▶ **TASK REQUIREMENTS**
In the entries below, find the lines with the word "name" and copy them.

______________________________

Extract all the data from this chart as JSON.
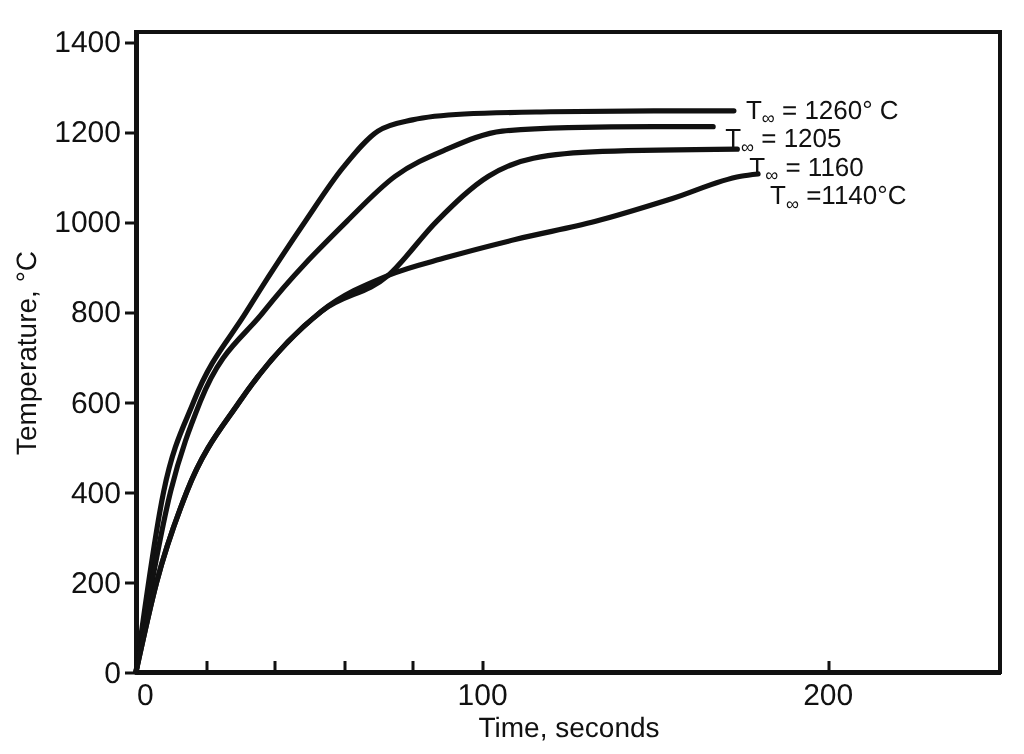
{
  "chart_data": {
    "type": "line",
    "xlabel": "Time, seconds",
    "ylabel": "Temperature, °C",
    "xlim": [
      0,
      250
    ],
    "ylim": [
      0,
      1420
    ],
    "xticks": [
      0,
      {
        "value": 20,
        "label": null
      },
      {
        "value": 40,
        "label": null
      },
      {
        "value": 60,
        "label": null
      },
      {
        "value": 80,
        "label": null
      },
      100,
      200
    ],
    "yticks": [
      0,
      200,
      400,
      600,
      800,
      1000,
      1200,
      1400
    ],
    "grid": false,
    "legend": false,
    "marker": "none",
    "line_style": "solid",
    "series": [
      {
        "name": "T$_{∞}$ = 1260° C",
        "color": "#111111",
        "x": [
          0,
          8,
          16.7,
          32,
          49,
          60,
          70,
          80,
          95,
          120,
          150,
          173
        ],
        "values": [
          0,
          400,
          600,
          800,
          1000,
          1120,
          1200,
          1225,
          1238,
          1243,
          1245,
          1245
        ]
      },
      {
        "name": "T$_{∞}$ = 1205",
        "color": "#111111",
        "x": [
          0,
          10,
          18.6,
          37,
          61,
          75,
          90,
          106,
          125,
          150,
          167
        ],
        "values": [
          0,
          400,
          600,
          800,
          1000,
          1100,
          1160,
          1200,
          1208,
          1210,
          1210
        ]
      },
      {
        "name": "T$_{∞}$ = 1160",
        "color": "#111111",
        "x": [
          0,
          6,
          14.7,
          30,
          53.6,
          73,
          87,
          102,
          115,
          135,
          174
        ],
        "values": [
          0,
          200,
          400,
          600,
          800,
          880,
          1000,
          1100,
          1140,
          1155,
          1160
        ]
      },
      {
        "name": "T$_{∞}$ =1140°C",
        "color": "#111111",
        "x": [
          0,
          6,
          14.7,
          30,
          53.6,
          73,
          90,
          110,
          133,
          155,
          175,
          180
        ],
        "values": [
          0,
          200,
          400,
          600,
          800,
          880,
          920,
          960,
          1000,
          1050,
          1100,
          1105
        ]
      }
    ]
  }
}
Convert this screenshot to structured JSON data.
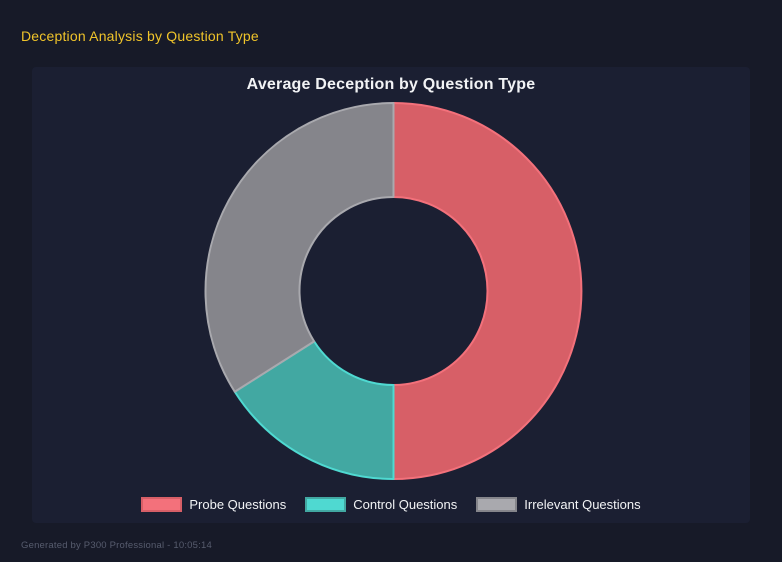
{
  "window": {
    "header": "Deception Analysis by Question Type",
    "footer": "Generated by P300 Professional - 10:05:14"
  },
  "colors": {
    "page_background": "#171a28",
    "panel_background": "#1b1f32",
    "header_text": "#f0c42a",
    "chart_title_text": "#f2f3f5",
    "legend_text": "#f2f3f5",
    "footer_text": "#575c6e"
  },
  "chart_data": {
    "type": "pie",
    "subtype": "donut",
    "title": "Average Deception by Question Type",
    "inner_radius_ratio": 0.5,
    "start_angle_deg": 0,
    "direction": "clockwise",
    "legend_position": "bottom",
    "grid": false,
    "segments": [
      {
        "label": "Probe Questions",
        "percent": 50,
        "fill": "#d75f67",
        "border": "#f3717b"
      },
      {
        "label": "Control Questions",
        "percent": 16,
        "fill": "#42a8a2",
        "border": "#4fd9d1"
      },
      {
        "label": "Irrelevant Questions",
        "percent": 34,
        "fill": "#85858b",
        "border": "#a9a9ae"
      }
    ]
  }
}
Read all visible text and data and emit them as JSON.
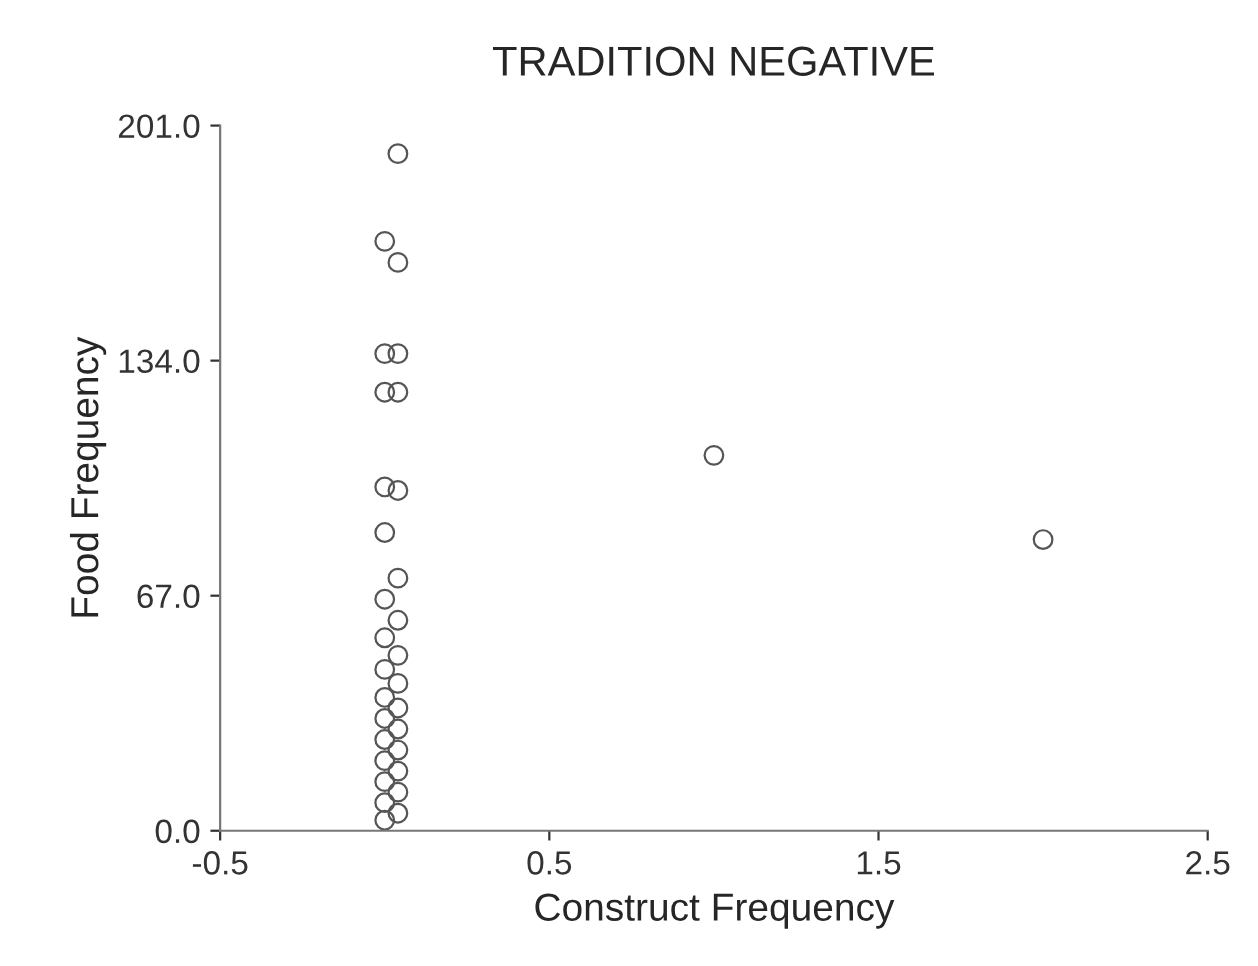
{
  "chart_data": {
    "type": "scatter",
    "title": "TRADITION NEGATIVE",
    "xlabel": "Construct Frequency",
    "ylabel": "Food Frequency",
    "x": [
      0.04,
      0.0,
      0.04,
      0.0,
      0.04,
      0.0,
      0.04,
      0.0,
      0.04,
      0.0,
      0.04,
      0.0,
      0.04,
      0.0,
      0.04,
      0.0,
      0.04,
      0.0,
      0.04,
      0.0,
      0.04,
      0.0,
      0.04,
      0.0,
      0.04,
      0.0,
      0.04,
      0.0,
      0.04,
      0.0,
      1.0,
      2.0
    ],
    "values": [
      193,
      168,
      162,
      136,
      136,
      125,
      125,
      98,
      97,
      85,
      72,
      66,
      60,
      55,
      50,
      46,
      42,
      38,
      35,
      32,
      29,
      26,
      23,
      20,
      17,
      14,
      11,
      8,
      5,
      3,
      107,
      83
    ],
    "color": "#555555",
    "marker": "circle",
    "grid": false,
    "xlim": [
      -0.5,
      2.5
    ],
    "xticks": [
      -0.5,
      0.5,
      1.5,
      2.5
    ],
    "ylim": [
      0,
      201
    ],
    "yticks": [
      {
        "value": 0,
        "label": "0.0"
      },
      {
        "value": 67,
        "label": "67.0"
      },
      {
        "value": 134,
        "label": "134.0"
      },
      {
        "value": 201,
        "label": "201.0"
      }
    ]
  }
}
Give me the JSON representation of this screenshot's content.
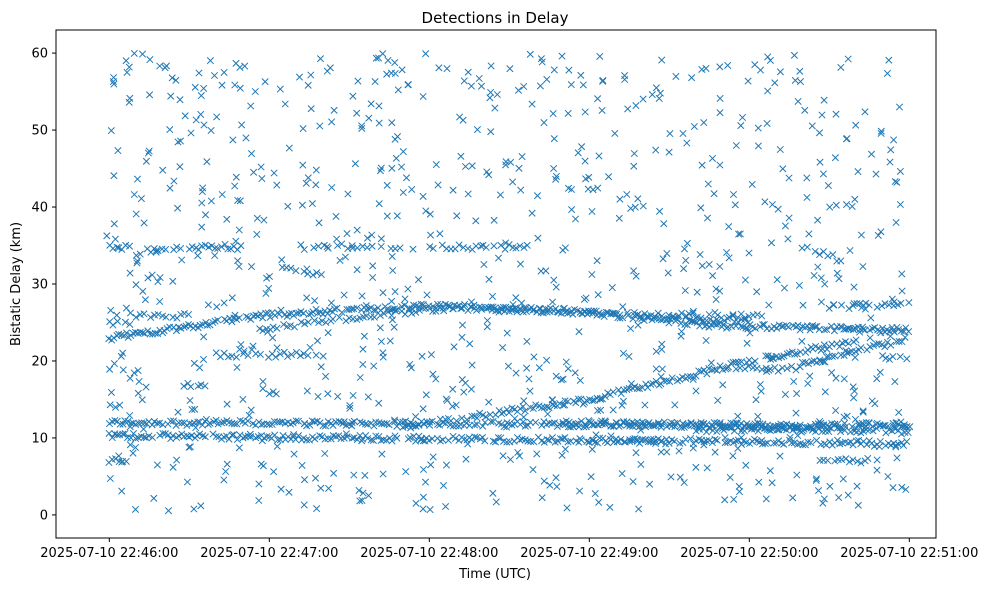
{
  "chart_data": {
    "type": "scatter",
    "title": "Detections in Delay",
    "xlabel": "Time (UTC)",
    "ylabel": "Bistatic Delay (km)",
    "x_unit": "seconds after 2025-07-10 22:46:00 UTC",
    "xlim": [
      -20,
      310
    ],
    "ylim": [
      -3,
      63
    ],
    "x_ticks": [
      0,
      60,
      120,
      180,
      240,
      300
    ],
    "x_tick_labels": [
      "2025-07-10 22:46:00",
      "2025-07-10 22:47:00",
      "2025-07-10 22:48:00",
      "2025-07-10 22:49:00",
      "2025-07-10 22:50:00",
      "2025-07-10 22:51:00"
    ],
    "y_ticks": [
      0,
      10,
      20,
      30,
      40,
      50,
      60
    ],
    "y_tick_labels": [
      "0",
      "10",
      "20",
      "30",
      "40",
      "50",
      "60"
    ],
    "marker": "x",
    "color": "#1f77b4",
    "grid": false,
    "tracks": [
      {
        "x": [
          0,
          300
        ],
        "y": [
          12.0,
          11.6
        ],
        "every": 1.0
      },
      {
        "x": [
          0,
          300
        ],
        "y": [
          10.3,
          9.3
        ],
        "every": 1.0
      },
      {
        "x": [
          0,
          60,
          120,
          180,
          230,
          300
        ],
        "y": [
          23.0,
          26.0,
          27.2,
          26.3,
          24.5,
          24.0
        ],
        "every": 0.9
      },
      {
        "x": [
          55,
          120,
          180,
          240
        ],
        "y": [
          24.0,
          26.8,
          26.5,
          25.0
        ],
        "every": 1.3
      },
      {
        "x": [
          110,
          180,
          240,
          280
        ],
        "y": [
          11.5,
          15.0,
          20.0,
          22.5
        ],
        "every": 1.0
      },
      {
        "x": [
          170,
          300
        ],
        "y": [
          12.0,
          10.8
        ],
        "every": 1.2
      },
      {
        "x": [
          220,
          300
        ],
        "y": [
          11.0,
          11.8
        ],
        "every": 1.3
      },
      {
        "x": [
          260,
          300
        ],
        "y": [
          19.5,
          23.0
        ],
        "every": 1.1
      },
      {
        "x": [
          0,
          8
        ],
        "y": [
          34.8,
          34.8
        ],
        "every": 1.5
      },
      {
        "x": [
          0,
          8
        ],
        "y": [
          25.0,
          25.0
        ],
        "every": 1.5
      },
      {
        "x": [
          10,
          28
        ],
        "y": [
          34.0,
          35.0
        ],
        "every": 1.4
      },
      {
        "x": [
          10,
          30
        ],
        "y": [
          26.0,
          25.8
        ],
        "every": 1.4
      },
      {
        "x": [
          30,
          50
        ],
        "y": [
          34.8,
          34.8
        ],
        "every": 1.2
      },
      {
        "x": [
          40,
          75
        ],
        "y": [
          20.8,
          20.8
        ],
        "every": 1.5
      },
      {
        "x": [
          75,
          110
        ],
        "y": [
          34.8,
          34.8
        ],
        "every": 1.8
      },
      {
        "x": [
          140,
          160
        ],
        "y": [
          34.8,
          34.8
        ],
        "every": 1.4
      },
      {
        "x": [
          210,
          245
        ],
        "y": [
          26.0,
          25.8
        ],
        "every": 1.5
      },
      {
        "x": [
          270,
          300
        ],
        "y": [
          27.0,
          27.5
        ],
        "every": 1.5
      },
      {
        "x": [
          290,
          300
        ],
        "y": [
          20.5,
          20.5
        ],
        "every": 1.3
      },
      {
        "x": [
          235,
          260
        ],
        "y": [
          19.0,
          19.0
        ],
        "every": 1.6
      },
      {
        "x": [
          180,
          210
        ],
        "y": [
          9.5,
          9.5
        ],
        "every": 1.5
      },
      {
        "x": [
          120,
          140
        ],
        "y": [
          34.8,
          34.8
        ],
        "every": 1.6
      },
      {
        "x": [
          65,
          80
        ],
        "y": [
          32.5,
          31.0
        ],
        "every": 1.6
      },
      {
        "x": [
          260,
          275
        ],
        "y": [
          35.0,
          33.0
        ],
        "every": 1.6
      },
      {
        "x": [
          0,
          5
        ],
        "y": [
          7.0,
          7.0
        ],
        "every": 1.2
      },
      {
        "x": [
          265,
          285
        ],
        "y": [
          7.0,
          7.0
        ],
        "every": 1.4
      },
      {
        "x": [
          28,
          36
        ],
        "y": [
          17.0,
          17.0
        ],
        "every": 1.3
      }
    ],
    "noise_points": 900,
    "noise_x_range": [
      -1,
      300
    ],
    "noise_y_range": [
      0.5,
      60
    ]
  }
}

______________________________

▶ **EXERCISE ANSWER**
        "name": "T$_{∞}$ = 1260° C",
        "name": "T$_{∞}$ = 1205",
        "name": "T$_{∞}$ = 1160",
        "name": "T$_{∞}$ =1140°C",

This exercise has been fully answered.